> _Exercise requirements_
Review the material and extract every line in which the word "JSON" occurs.

> _Given records_
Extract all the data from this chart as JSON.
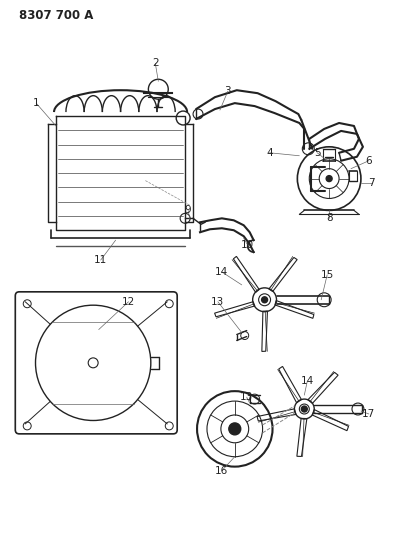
{
  "title": "8307 700 A",
  "bg_color": "#ffffff",
  "line_color": "#222222",
  "title_fontsize": 8.5,
  "label_fontsize": 7.5
}
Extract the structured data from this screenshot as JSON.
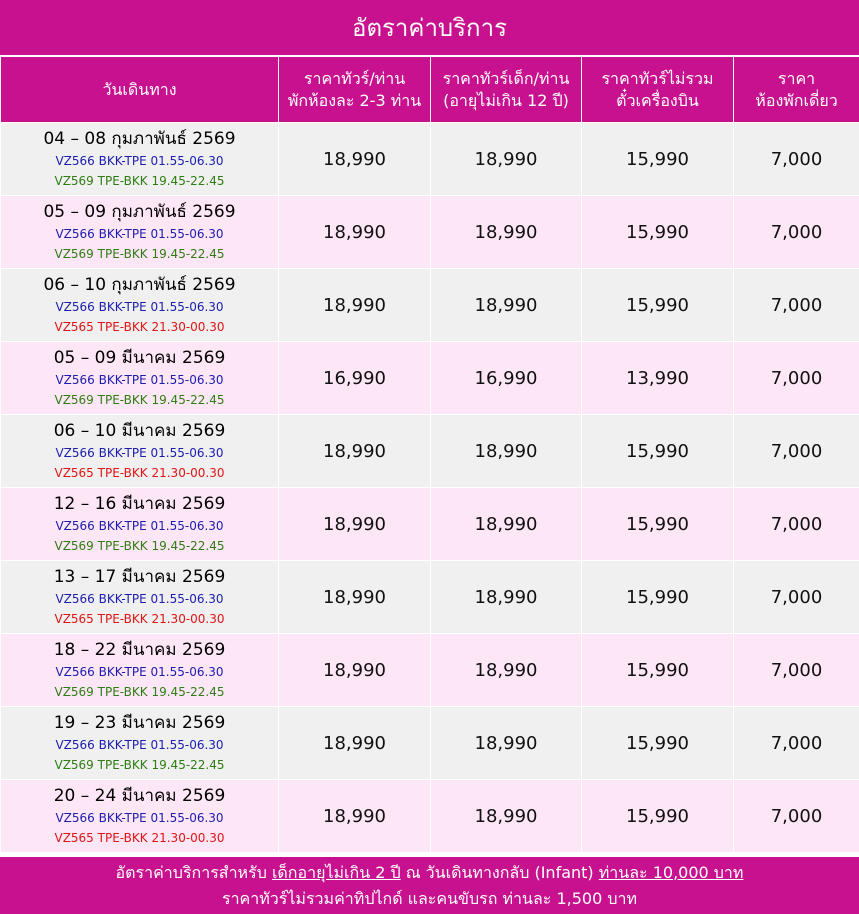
{
  "header": {
    "title": "อัตราค่าบริการ"
  },
  "table": {
    "columns": [
      {
        "lines": [
          "วันเดินทาง"
        ]
      },
      {
        "lines": [
          "ราคาทัวร์/ท่าน",
          "พักห้องละ 2-3 ท่าน"
        ]
      },
      {
        "lines": [
          "ราคาทัวร์เด็ก/ท่าน",
          "(อายุไม่เกิน 12 ปี)"
        ]
      },
      {
        "lines": [
          "ราคาทัวร์ไม่รวม",
          "ตั๋วเครื่องบิน"
        ]
      },
      {
        "lines": [
          "ราคา",
          "ห้องพักเดี่ยว"
        ]
      }
    ],
    "rows": [
      {
        "date": "04 – 08 กุมภาพันธ์ 2569",
        "flights": [
          {
            "text": "VZ566 BKK-TPE 01.55-06.30",
            "color": "#1c1cb0"
          },
          {
            "text": "VZ569 TPE-BKK 19.45-22.45",
            "color": "#2e7d12"
          }
        ],
        "prices": [
          "18,990",
          "18,990",
          "15,990",
          "7,000"
        ]
      },
      {
        "date": "05 – 09 กุมภาพันธ์ 2569",
        "flights": [
          {
            "text": "VZ566 BKK-TPE 01.55-06.30",
            "color": "#1c1cb0"
          },
          {
            "text": "VZ569 TPE-BKK 19.45-22.45",
            "color": "#2e7d12"
          }
        ],
        "prices": [
          "18,990",
          "18,990",
          "15,990",
          "7,000"
        ]
      },
      {
        "date": "06 – 10 กุมภาพันธ์ 2569",
        "flights": [
          {
            "text": "VZ566 BKK-TPE 01.55-06.30",
            "color": "#1c1cb0"
          },
          {
            "text": "VZ565 TPE-BKK 21.30-00.30",
            "color": "#e01414"
          }
        ],
        "prices": [
          "18,990",
          "18,990",
          "15,990",
          "7,000"
        ]
      },
      {
        "date": "05 – 09 มีนาคม 2569",
        "flights": [
          {
            "text": "VZ566 BKK-TPE 01.55-06.30",
            "color": "#1c1cb0"
          },
          {
            "text": "VZ569 TPE-BKK 19.45-22.45",
            "color": "#2e7d12"
          }
        ],
        "prices": [
          "16,990",
          "16,990",
          "13,990",
          "7,000"
        ]
      },
      {
        "date": "06 – 10 มีนาคม 2569",
        "flights": [
          {
            "text": "VZ566 BKK-TPE 01.55-06.30",
            "color": "#1c1cb0"
          },
          {
            "text": "VZ565 TPE-BKK 21.30-00.30",
            "color": "#e01414"
          }
        ],
        "prices": [
          "18,990",
          "18,990",
          "15,990",
          "7,000"
        ]
      },
      {
        "date": "12 – 16 มีนาคม 2569",
        "flights": [
          {
            "text": "VZ566 BKK-TPE 01.55-06.30",
            "color": "#1c1cb0"
          },
          {
            "text": "VZ569 TPE-BKK 19.45-22.45",
            "color": "#2e7d12"
          }
        ],
        "prices": [
          "18,990",
          "18,990",
          "15,990",
          "7,000"
        ]
      },
      {
        "date": "13 – 17 มีนาคม 2569",
        "flights": [
          {
            "text": "VZ566 BKK-TPE 01.55-06.30",
            "color": "#1c1cb0"
          },
          {
            "text": "VZ565 TPE-BKK 21.30-00.30",
            "color": "#e01414"
          }
        ],
        "prices": [
          "18,990",
          "18,990",
          "15,990",
          "7,000"
        ]
      },
      {
        "date": "18 – 22 มีนาคม 2569",
        "flights": [
          {
            "text": "VZ566 BKK-TPE 01.55-06.30",
            "color": "#1c1cb0"
          },
          {
            "text": "VZ569 TPE-BKK 19.45-22.45",
            "color": "#2e7d12"
          }
        ],
        "prices": [
          "18,990",
          "18,990",
          "15,990",
          "7,000"
        ]
      },
      {
        "date": "19 – 23 มีนาคม 2569",
        "flights": [
          {
            "text": "VZ566 BKK-TPE 01.55-06.30",
            "color": "#1c1cb0"
          },
          {
            "text": "VZ569 TPE-BKK 19.45-22.45",
            "color": "#2e7d12"
          }
        ],
        "prices": [
          "18,990",
          "18,990",
          "15,990",
          "7,000"
        ]
      },
      {
        "date": "20 – 24 มีนาคม 2569",
        "flights": [
          {
            "text": "VZ566 BKK-TPE 01.55-06.30",
            "color": "#1c1cb0"
          },
          {
            "text": "VZ565 TPE-BKK 21.30-00.30",
            "color": "#e01414"
          }
        ],
        "prices": [
          "18,990",
          "18,990",
          "15,990",
          "7,000"
        ]
      }
    ]
  },
  "footer": {
    "lines": [
      [
        {
          "text": "อัตราค่าบริการสำหรับ ",
          "underline": false
        },
        {
          "text": "เด็กอายุไม่เกิน 2 ปี",
          "underline": true
        },
        {
          "text": " ณ วันเดินทางกลับ (Infant) ",
          "underline": false
        },
        {
          "text": "ท่านละ 10,000 บาท",
          "underline": true
        }
      ],
      [
        {
          "text": "ราคาทัวร์ไม่รวมค่าทิปไกด์ และคนขับรถ ท่านละ 1,500 บาท",
          "underline": false
        }
      ]
    ]
  }
}
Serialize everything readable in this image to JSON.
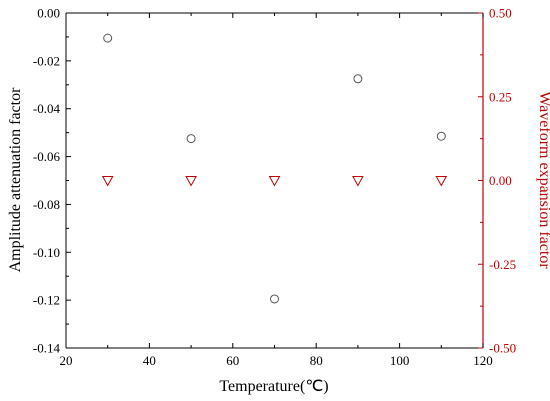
{
  "chart_data": {
    "type": "scatter",
    "xlabel": "Temperature(℃)",
    "ylabel_left": "Amplitude attenuation factor",
    "ylabel_right": "Waveform expansion factor",
    "xlim": [
      20,
      120
    ],
    "ylim_left": [
      -0.14,
      0.0
    ],
    "ylim_right": [
      -0.5,
      0.5
    ],
    "x_ticks": [
      20,
      40,
      60,
      80,
      100,
      120
    ],
    "y_ticks_left": [
      0.0,
      -0.02,
      -0.04,
      -0.06,
      -0.08,
      -0.1,
      -0.12,
      -0.14
    ],
    "y_ticks_right": [
      0.5,
      0.25,
      0.0,
      -0.25,
      -0.5
    ],
    "x_tick_labels": [
      "20",
      "40",
      "60",
      "80",
      "100",
      "120"
    ],
    "y_tick_labels_left": [
      "0.00",
      "-0.02",
      "-0.04",
      "-0.06",
      "-0.08",
      "-0.10",
      "-0.12",
      "-0.14"
    ],
    "y_tick_labels_right": [
      "0.50",
      "0.25",
      "0.00",
      "-0.25",
      "-0.50"
    ],
    "grid": false,
    "series": [
      {
        "axis": "left",
        "marker": "circle",
        "color": "#555555",
        "x": [
          30,
          50,
          70,
          90,
          110
        ],
        "y": [
          -0.0105,
          -0.0525,
          -0.1195,
          -0.0275,
          -0.0515
        ]
      },
      {
        "axis": "right",
        "marker": "triangle-down",
        "color": "#c00000",
        "x": [
          30,
          50,
          70,
          90,
          110
        ],
        "y": [
          0.0,
          0.0,
          0.0,
          0.0,
          0.0
        ]
      }
    ],
    "colors": {
      "left_axis": "#000000",
      "right_axis": "#c00000"
    }
  }
}
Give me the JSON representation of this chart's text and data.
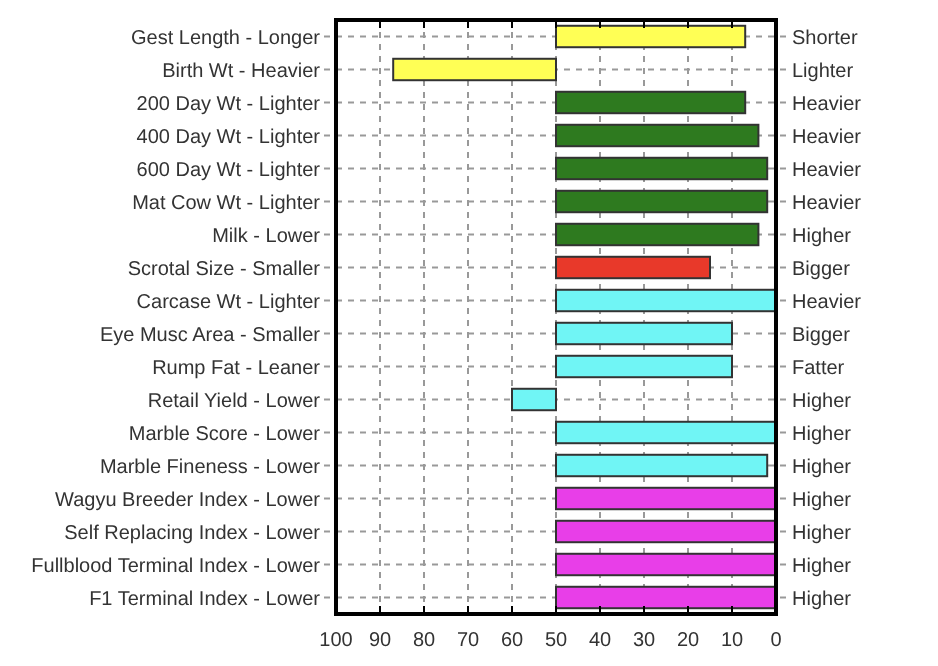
{
  "chart_data": {
    "type": "bar",
    "orientation": "horizontal",
    "categories": [
      "Gest Length - Longer",
      "Birth Wt - Heavier",
      "200 Day Wt - Lighter",
      "400 Day Wt - Lighter",
      "600 Day Wt - Lighter",
      "Mat Cow Wt - Lighter",
      "Milk - Lower",
      "Scrotal Size - Smaller",
      "Carcase Wt - Lighter",
      "Eye Musc Area - Smaller",
      "Rump Fat - Leaner",
      "Retail Yield - Lower",
      "Marble Score - Lower",
      "Marble Fineness - Lower",
      "Wagyu Breeder Index - Lower",
      "Self Replacing Index - Lower",
      "Fullblood Terminal Index - Lower",
      "F1 Terminal Index - Lower"
    ],
    "y2_categories": [
      "Shorter",
      "Lighter",
      "Heavier",
      "Heavier",
      "Heavier",
      "Heavier",
      "Higher",
      "Bigger",
      "Heavier",
      "Bigger",
      "Fatter",
      "Higher",
      "Higher",
      "Higher",
      "Higher",
      "Higher",
      "Higher",
      "Higher"
    ],
    "base": [
      50,
      50,
      50,
      50,
      50,
      50,
      50,
      50,
      50,
      50,
      50,
      50,
      50,
      50,
      50,
      50,
      50,
      50
    ],
    "values": [
      -43,
      37,
      -43,
      -46,
      -48,
      -48,
      -46,
      -35,
      -50,
      -40,
      -40,
      10,
      -50,
      -48,
      -50,
      -50,
      -50,
      -50
    ],
    "colors": [
      "#ffff55",
      "#ffff55",
      "#2e7a1f",
      "#2e7a1f",
      "#2e7a1f",
      "#2e7a1f",
      "#2e7a1f",
      "#e8392a",
      "#70f5f5",
      "#70f5f5",
      "#70f5f5",
      "#70f5f5",
      "#70f5f5",
      "#70f5f5",
      "#e83ee8",
      "#e83ee8",
      "#e83ee8",
      "#e83ee8"
    ],
    "xlim": [
      100,
      0
    ],
    "xticks": [
      100,
      90,
      80,
      70,
      60,
      50,
      40,
      30,
      20,
      10,
      0
    ],
    "grid": true
  }
}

> _Answer to this task_
Extract all the data from this chart as JSON.
Extract the structured data from this screenshot as JSON.
Serialize everything readable in this image to JSON.
Give me the JSON representation of this chart's text and data.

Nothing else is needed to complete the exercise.